- Description of the task: Look through the data and write out every line with the word "Этап" in it.

-- Begin Entries supplied --

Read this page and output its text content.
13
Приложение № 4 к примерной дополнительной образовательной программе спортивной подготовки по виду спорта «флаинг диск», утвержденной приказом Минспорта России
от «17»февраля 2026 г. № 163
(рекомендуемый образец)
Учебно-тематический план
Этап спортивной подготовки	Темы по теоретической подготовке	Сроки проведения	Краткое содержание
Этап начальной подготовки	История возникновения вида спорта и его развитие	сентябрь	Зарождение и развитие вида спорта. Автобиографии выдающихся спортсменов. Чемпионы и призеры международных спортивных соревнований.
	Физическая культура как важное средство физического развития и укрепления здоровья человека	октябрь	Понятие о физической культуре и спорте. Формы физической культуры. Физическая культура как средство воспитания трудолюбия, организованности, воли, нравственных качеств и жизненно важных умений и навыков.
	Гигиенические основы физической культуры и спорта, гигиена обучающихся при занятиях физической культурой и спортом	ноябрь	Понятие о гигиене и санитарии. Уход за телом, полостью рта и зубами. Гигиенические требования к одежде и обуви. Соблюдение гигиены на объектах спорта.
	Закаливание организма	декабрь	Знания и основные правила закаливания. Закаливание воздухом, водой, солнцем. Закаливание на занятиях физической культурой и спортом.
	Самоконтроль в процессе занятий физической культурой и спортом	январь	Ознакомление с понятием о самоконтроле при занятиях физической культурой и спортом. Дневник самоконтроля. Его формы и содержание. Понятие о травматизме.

-- End Entries supplied --

- The solution:
Этап спортивной подготовки	Темы по теоретической подготовке	Сроки проведения	Краткое содержание
Этап начальной подготовки	История возникновения вида спорта и его развитие	сентябрь	Зарождение и развитие вида спорта. Автобиографии выдающихся спортсменов. Чемпионы и призеры международных спортивных соревнований.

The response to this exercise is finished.